What this task involves:
Quote all of the data below exactly, please.

--- Provided data ---

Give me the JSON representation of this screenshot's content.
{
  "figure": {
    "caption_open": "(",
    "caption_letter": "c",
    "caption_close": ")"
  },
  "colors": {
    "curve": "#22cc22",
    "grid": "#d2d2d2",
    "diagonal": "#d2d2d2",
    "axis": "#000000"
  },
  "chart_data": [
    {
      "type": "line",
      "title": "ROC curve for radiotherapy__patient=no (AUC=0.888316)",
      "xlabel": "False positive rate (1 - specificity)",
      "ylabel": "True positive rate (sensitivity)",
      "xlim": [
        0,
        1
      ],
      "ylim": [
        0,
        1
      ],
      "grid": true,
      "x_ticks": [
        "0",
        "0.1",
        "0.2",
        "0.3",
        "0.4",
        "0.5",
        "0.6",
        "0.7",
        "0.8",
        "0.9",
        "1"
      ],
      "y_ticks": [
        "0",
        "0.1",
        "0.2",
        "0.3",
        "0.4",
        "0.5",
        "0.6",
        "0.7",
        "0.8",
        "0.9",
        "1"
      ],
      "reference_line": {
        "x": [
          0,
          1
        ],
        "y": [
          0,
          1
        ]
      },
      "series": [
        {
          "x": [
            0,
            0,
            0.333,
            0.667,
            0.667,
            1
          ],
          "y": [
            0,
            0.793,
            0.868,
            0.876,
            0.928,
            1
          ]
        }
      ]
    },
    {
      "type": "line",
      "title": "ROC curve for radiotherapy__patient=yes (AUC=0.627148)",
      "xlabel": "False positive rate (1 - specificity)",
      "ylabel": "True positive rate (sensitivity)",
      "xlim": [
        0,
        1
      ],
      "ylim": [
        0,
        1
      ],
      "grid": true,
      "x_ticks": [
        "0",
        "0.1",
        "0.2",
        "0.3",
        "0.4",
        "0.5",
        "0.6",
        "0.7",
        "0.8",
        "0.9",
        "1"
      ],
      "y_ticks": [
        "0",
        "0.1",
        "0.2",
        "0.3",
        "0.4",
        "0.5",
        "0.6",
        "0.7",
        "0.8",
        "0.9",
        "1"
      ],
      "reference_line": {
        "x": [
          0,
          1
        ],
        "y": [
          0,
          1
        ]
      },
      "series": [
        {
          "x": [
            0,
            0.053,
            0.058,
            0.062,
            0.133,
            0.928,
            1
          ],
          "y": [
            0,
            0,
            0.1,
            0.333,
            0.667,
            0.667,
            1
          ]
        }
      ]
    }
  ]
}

---

Completed exercise:
Give me the JSON representation of this screenshot's content.
{
  "figure": {
    "caption_open": "(",
    "caption_letter": "c",
    "caption_close": ")"
  },
  "colors": {
    "curve": "#22cc22",
    "grid": "#d2d2d2",
    "diagonal": "#d2d2d2",
    "axis": "#000000"
  },
  "chart_data": [
    {
      "type": "line",
      "title": "ROC curve for radiotherapy__patient=no (AUC=0.888316)",
      "xlabel": "False positive rate (1 - specificity)",
      "ylabel": "True positive rate (sensitivity)",
      "xlim": [
        0,
        1
      ],
      "ylim": [
        0,
        1
      ],
      "grid": true,
      "x_ticks": [
        "0",
        "0.1",
        "0.2",
        "0.3",
        "0.4",
        "0.5",
        "0.6",
        "0.7",
        "0.8",
        "0.9",
        "1"
      ],
      "y_ticks": [
        "0",
        "0.1",
        "0.2",
        "0.3",
        "0.4",
        "0.5",
        "0.6",
        "0.7",
        "0.8",
        "0.9",
        "1"
      ],
      "reference_line": {
        "x": [
          0,
          1
        ],
        "y": [
          0,
          1
        ]
      },
      "series": [
        {
          "x": [
            0,
            0,
            0.333,
            0.667,
            0.667,
            1
          ],
          "y": [
            0,
            0.793,
            0.868,
            0.876,
            0.928,
            1
          ]
        }
      ]
    },
    {
      "type": "line",
      "title": "ROC curve for radiotherapy__patient=yes (AUC=0.627148)",
      "xlabel": "False positive rate (1 - specificity)",
      "ylabel": "True positive rate (sensitivity)",
      "xlim": [
        0,
        1
      ],
      "ylim": [
        0,
        1
      ],
      "grid": true,
      "x_ticks": [
        "0",
        "0.1",
        "0.2",
        "0.3",
        "0.4",
        "0.5",
        "0.6",
        "0.7",
        "0.8",
        "0.9",
        "1"
      ],
      "y_ticks": [
        "0",
        "0.1",
        "0.2",
        "0.3",
        "0.4",
        "0.5",
        "0.6",
        "0.7",
        "0.8",
        "0.9",
        "1"
      ],
      "reference_line": {
        "x": [
          0,
          1
        ],
        "y": [
          0,
          1
        ]
      },
      "series": [
        {
          "x": [
            0,
            0.053,
            0.058,
            0.062,
            0.133,
            0.928,
            1
          ],
          "y": [
            0,
            0,
            0.1,
            0.333,
            0.667,
            0.667,
            1
          ]
        }
      ]
    }
  ]
}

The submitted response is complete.